Requirements:
Find each line holding the word "this" and give the total alone.
# START OF Information provided
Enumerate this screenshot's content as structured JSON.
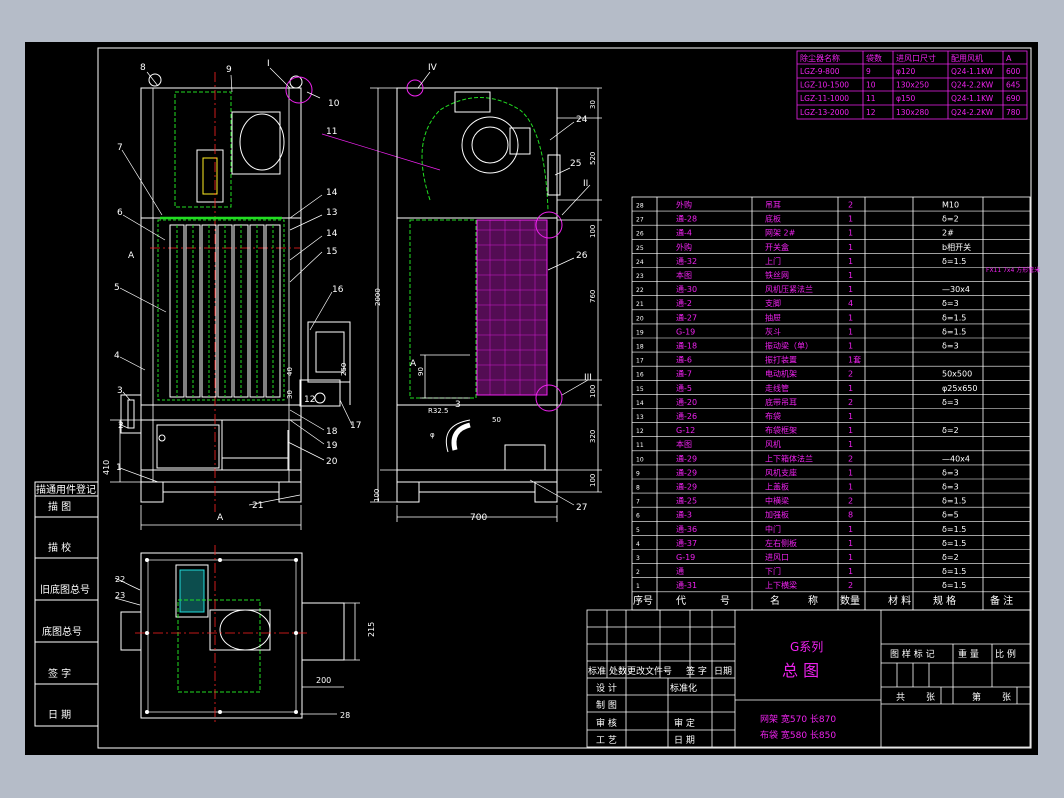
{
  "colors": {
    "bg": "#b5bcc8",
    "sheet": "#000000",
    "white": "#ffffff",
    "green": "#22dd22",
    "magenta": "#ee22ee",
    "red": "#ff2222",
    "cyan": "#22dddd",
    "yellow": "#ffee22"
  },
  "front_labels": [
    "8",
    "9",
    "I",
    "10",
    "7",
    "11",
    "6",
    "14",
    "A",
    "13",
    "14",
    "15",
    "5",
    "16",
    "4",
    "3",
    "18",
    "2",
    "19",
    "1",
    "20",
    "21",
    "12",
    "17"
  ],
  "side_labels": [
    "IV",
    "24",
    "25",
    "II",
    "26",
    "III",
    "27",
    "3",
    "A"
  ],
  "dims": {
    "width_a": "A",
    "height_410": "410",
    "height_100": "100",
    "width_700": "700",
    "height_2000": "2000",
    "d_90": "90",
    "d_50": "50",
    "r32": "R32.5",
    "phi": "φ",
    "d_250": "250",
    "d_40": "40",
    "d_30": "30",
    "v30": "30",
    "v520": "520",
    "v100": "100",
    "v760": "760",
    "v100b": "100",
    "v320": "320",
    "v100c": "100",
    "plan_22": "22",
    "plan_23": "23",
    "plan_215": "215",
    "plan_200": "200",
    "plan_28": "28"
  },
  "spec_table": {
    "headers": [
      "除尘器名称",
      "袋数",
      "进风口尺寸",
      "配用风机",
      "A"
    ],
    "rows": [
      [
        "LGZ-9-800",
        "9",
        "φ120",
        "Q24-1.1KW",
        "600"
      ],
      [
        "LGZ-10-1500",
        "10",
        "130x250",
        "Q24-2.2KW",
        "645"
      ],
      [
        "LGZ-11-1000",
        "11",
        "φ150",
        "Q24-1.1KW",
        "690"
      ],
      [
        "LGZ-13-2000",
        "12",
        "130x280",
        "Q24-2.2KW",
        "780"
      ]
    ]
  },
  "bom": {
    "headers": [
      "序号",
      "代",
      "号",
      "名",
      "称",
      "数量",
      "材 料",
      "规 格",
      "备 注"
    ],
    "side_note": "FX11 7x4\n方形管米",
    "rows": [
      [
        "28",
        "外购",
        "吊耳",
        "2",
        "",
        "M10",
        ""
      ],
      [
        "27",
        "通-28",
        "底板",
        "1",
        "",
        "δ=2",
        ""
      ],
      [
        "26",
        "通-4",
        "网架 2#",
        "1",
        "",
        "2#",
        ""
      ],
      [
        "25",
        "外购",
        "开关盒",
        "1",
        "",
        "b相开关",
        ""
      ],
      [
        "24",
        "通-32",
        "上门",
        "1",
        "",
        "δ=1.5",
        ""
      ],
      [
        "23",
        "本图",
        "铁丝网",
        "1",
        "",
        "",
        ""
      ],
      [
        "22",
        "通-30",
        "风机压紧法兰",
        "1",
        "",
        "—30x4",
        ""
      ],
      [
        "21",
        "通-2",
        "支脚",
        "4",
        "",
        "δ=3",
        ""
      ],
      [
        "20",
        "通-27",
        "抽屉",
        "1",
        "",
        "δ=1.5",
        ""
      ],
      [
        "19",
        "G-19",
        "灰斗",
        "1",
        "",
        "δ=1.5",
        ""
      ],
      [
        "18",
        "通-18",
        "振动梁（单）",
        "1",
        "",
        "δ=3",
        ""
      ],
      [
        "17",
        "通-6",
        "振打装置",
        "1套",
        "",
        "",
        ""
      ],
      [
        "16",
        "通-7",
        "电动机架",
        "2",
        "",
        "50x500",
        ""
      ],
      [
        "15",
        "通-5",
        "走线管",
        "1",
        "",
        "φ25x650",
        ""
      ],
      [
        "14",
        "通-20",
        "底带吊耳",
        "2",
        "",
        "δ=3",
        ""
      ],
      [
        "13",
        "通-26",
        "布袋",
        "1",
        "",
        "",
        ""
      ],
      [
        "12",
        "G-12",
        "布袋框架",
        "1",
        "",
        "δ=2",
        ""
      ],
      [
        "11",
        "本图",
        "风机",
        "1",
        "",
        "",
        ""
      ],
      [
        "10",
        "通-29",
        "上下箱体法兰",
        "2",
        "",
        "—40x4",
        ""
      ],
      [
        "9",
        "通-29",
        "风机支座",
        "1",
        "",
        "δ=3",
        ""
      ],
      [
        "8",
        "通-29",
        "上盖板",
        "1",
        "",
        "δ=3",
        ""
      ],
      [
        "7",
        "通-25",
        "中横梁",
        "2",
        "",
        "δ=1.5",
        ""
      ],
      [
        "6",
        "通-3",
        "加强板",
        "8",
        "",
        "δ=5",
        ""
      ],
      [
        "5",
        "通-36",
        "中门",
        "1",
        "",
        "δ=1.5",
        ""
      ],
      [
        "4",
        "通-37",
        "左右侧板",
        "1",
        "",
        "δ=1.5",
        ""
      ],
      [
        "3",
        "G-19",
        "进风口",
        "1",
        "",
        "δ=2",
        ""
      ],
      [
        "2",
        "通",
        "下门",
        "1",
        "",
        "δ=1.5",
        ""
      ],
      [
        "1",
        "通-31",
        "上下横梁",
        "2",
        "",
        "δ=1.5",
        ""
      ]
    ]
  },
  "left_strip": [
    "描通用件登记",
    "描 图",
    "描 校",
    "旧底图总号",
    "底图总号",
    "签 字",
    "日 期"
  ],
  "title_block": {
    "series": "G系列",
    "drawing_name": "总 图",
    "rev_headers": [
      "标准",
      "处数",
      "更改文件号",
      "签 字",
      "日期"
    ],
    "roles": [
      [
        "设 计",
        "标准化"
      ],
      [
        "制 图",
        ""
      ],
      [
        "审 核",
        "审 定"
      ],
      [
        "工 艺",
        "日 期"
      ]
    ],
    "spec_lines": [
      "网架 宽570 长870",
      "布袋 宽580 长850"
    ],
    "right_headers": [
      "图 样 标 记",
      "重 量",
      "比 例"
    ],
    "sheet": [
      "共",
      "张",
      "第",
      "张"
    ]
  }
}
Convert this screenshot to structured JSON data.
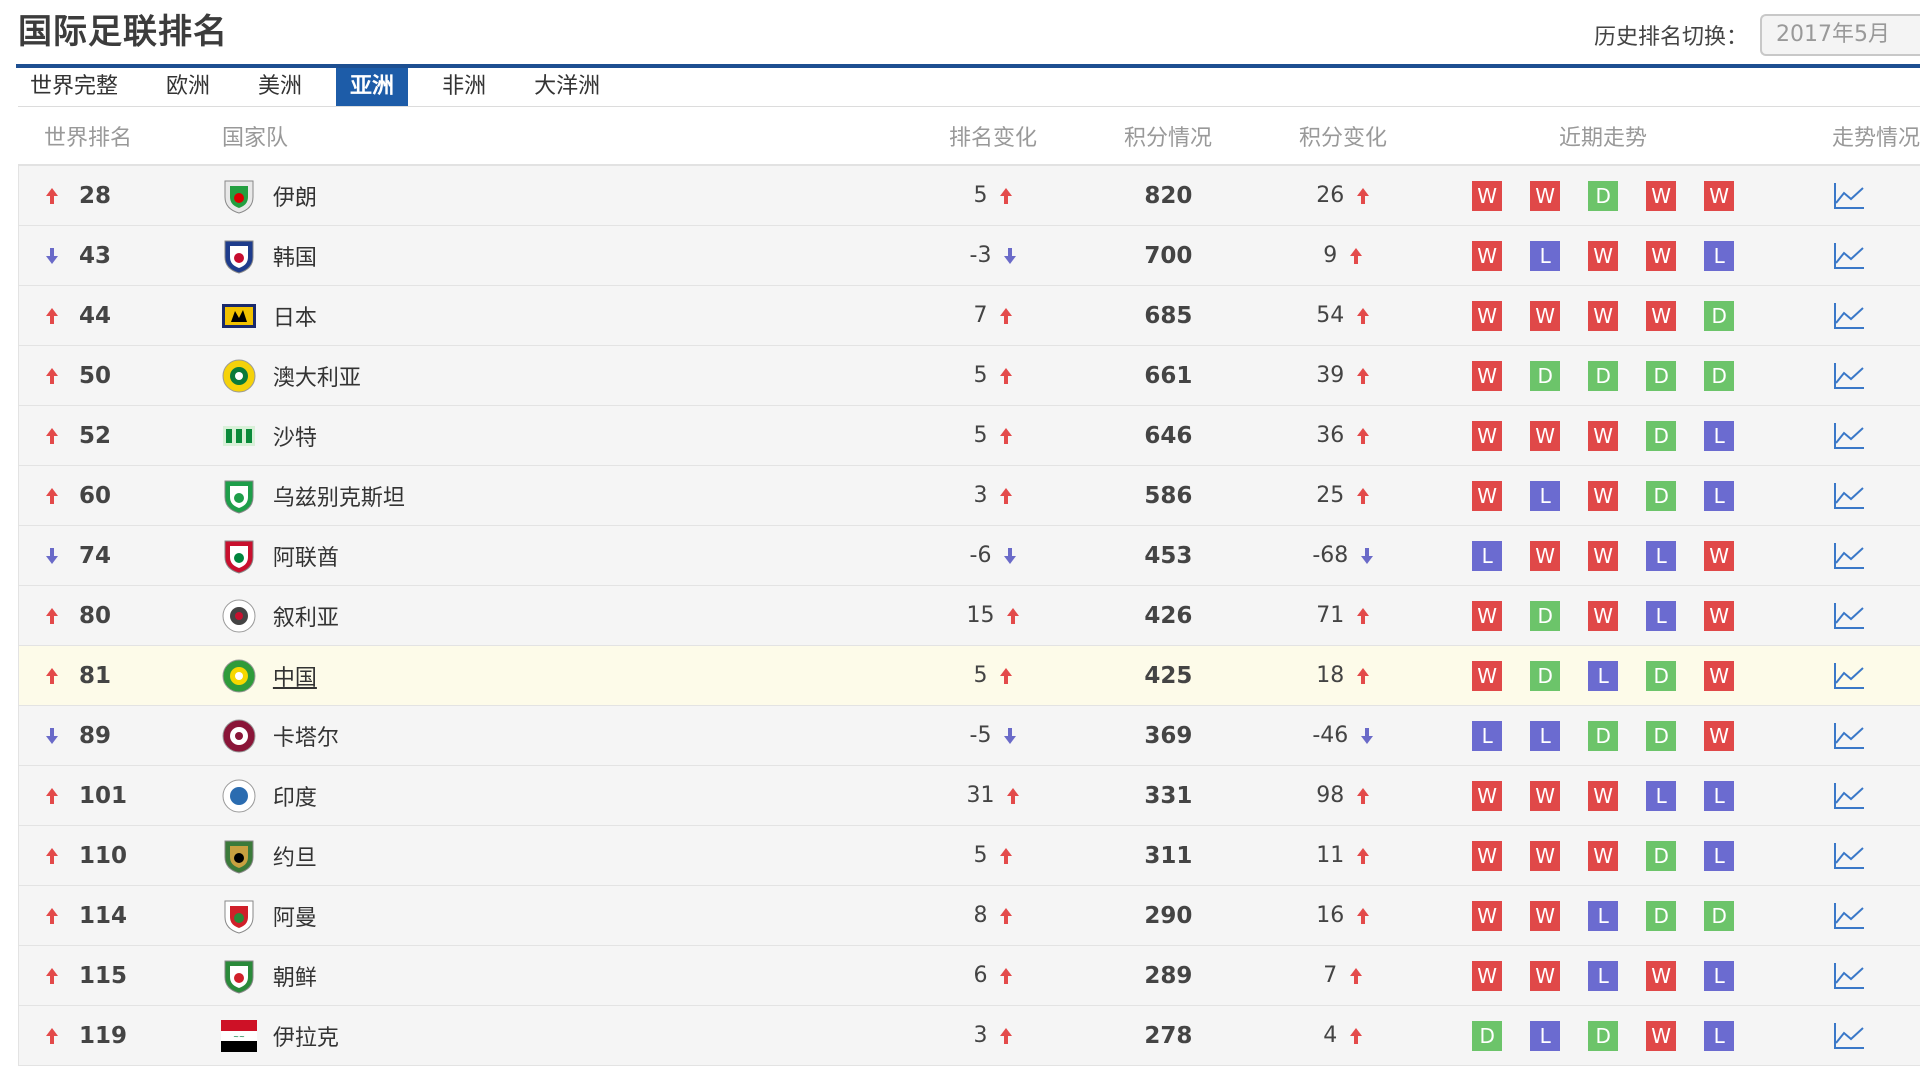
# END OF Information provided
Completed exercise:
2